<<<<

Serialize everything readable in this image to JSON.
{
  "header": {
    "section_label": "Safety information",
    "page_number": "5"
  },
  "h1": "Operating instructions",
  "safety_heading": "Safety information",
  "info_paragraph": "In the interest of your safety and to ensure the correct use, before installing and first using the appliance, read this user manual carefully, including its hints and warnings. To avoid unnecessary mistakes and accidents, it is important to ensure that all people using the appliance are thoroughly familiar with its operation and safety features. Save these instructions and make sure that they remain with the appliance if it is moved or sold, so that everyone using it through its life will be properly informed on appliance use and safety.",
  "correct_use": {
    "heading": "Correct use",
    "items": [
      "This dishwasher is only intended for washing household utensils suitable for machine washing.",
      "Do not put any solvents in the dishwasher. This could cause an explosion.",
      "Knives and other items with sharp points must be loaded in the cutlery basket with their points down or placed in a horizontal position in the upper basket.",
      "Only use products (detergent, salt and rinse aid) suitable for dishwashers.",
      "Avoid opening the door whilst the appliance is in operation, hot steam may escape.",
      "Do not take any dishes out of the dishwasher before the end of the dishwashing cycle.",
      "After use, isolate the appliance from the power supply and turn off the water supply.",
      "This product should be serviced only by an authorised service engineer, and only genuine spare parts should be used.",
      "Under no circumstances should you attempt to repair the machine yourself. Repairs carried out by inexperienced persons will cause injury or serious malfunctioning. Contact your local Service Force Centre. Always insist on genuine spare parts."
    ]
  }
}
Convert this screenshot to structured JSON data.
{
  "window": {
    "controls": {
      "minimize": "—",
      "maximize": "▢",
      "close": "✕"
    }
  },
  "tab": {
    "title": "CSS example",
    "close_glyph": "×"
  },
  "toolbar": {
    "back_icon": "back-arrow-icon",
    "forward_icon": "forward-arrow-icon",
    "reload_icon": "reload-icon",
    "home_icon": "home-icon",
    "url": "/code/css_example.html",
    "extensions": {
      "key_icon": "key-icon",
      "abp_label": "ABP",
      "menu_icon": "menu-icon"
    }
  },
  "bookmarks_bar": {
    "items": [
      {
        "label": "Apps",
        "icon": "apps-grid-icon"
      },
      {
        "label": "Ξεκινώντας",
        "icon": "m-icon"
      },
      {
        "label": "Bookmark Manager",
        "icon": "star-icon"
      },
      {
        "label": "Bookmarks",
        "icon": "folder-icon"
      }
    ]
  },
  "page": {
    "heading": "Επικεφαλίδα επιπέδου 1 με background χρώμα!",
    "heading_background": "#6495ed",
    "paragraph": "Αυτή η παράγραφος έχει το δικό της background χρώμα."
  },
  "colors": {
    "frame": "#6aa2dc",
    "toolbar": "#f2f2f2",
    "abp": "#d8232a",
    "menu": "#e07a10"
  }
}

>>>>

**AIM**
Write out the full set of records exactly as given.

**TASK RESULT**
Serialize everything readable in this image to JSON.
{
  "header": {
    "section_label": "Safety information",
    "page_number": "5"
  },
  "h1": "Operating instructions",
  "safety_heading": "Safety information",
  "info_paragraph": "In the interest of your safety and to ensure the correct use, before installing and first using the appliance, read this user manual carefully, including its hints and warnings. To avoid unnecessary mistakes and accidents, it is important to ensure that all people using the appliance are thoroughly familiar with its operation and safety features. Save these instructions and make sure that they remain with the appliance if it is moved or sold, so that everyone using it through its life will be properly informed on appliance use and safety.",
  "correct_use": {
    "heading": "Correct use",
    "items": [
      "This dishwasher is only intended for washing household utensils suitable for machine washing.",
      "Do not put any solvents in the dishwasher. This could cause an explosion.",
      "Knives and other items with sharp points must be loaded in the cutlery basket with their points down or placed in a horizontal position in the upper basket.",
      "Only use products (detergent, salt and rinse aid) suitable for dishwashers.",
      "Avoid opening the door whilst the appliance is in operation, hot steam may escape.",
      "Do not take any dishes out of the dishwasher before the end of the dishwashing cycle.",
      "After use, isolate the appliance from the power supply and turn off the water supply.",
      "This product should be serviced only by an authorised service engineer, and only genuine spare parts should be used.",
      "Under no circumstances should you attempt to repair the machine yourself. Repairs carried out by inexperienced persons will cause injury or serious malfunctioning. Contact your local Service Force Centre. Always insist on genuine spare parts."
    ]
  }
}
Convert this screenshot to structured JSON data.
{
  "window": {
    "controls": {
      "minimize": "—",
      "maximize": "▢",
      "close": "✕"
    }
  },
  "tab": {
    "title": "CSS example",
    "close_glyph": "×"
  },
  "toolbar": {
    "back_icon": "back-arrow-icon",
    "forward_icon": "forward-arrow-icon",
    "reload_icon": "reload-icon",
    "home_icon": "home-icon",
    "url": "/code/css_example.html",
    "extensions": {
      "key_icon": "key-icon",
      "abp_label": "ABP",
      "menu_icon": "menu-icon"
    }
  },
  "bookmarks_bar": {
    "items": [
      {
        "label": "Apps",
        "icon": "apps-grid-icon"
      },
      {
        "label": "Ξεκινώντας",
        "icon": "m-icon"
      },
      {
        "label": "Bookmark Manager",
        "icon": "star-icon"
      },
      {
        "label": "Bookmarks",
        "icon": "folder-icon"
      }
    ]
  },
  "page": {
    "heading": "Επικεφαλίδα επιπέδου 1 με background χρώμα!",
    "heading_background": "#6495ed",
    "paragraph": "Αυτή η παράγραφος έχει το δικό της background χρώμα."
  },
  "colors": {
    "frame": "#6aa2dc",
    "toolbar": "#f2f2f2",
    "abp": "#d8232a",
    "menu": "#e07a10"
  }
}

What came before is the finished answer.